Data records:
* BEGIN *

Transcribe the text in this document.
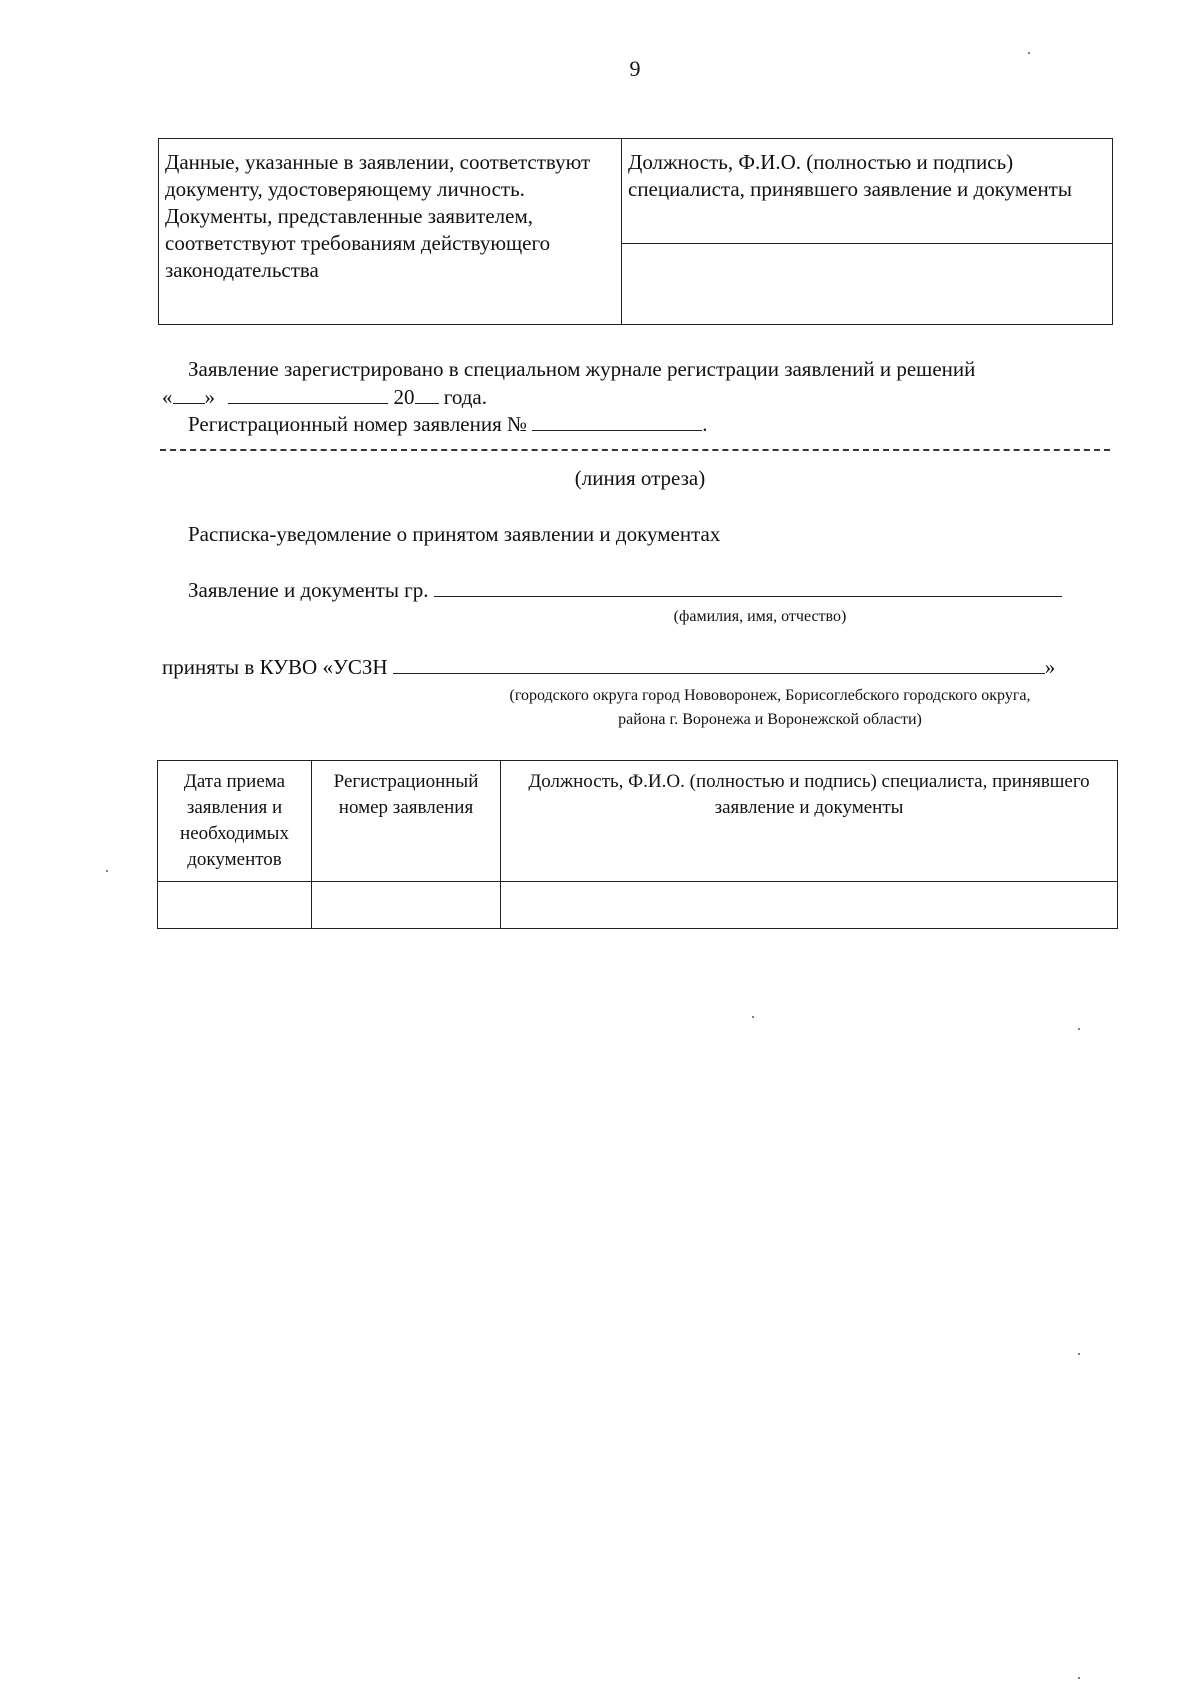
9
Данные, указанные в заявлении, соответствуют документу, удостоверяющему личность. Документы, представленные заявителем, соответствуют требованиям действующего законодательства	Должность, Ф.И.О. (полностью и подпись) специалиста, принявшего заявление и документы

Заявление зарегистрировано в специальном журнале регистрации заявлений и решений
« »	20 года.
Регистрационный номер заявления №	.
(линия отреза)
Расписка-уведомление о принятом заявлении и документах
Заявление и документы гр.
(фамилия, имя, отчество)
приняты в КУВО «УСЗН	»
(городского округа город Нововоронеж, Борисоглебского городского округа,
района г. Воронежа и Воронежской области)
Дата приема заявления и необходимых документов	Регистрационный номер заявления	Должность, Ф.И.О. (полностью и подпись) специалиста, принявшего заявление и документы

* END *

Make an exact copy of the records above, with the pictures left out.

Transcribe the text in this document.
9
Данные, указанные в заявлении, соответствуют документу, удостоверяющему личность. Документы, представленные заявителем, соответствуют требованиям действующего законодательства	Должность, Ф.И.О. (полностью и подпись) специалиста, принявшего заявление и документы

Заявление зарегистрировано в специальном журнале регистрации заявлений и решений
« »	20 года.
Регистрационный номер заявления №	.
(линия отреза)
Расписка-уведомление о принятом заявлении и документах
Заявление и документы гр.
(фамилия, имя, отчество)
приняты в КУВО «УСЗН	»
(городского округа город Нововоронеж, Борисоглебского городского округа,
района г. Воронежа и Воронежской области)
Дата приема заявления и необходимых документов	Регистрационный номер заявления	Должность, Ф.И.О. (полностью и подпись) специалиста, принявшего заявление и документы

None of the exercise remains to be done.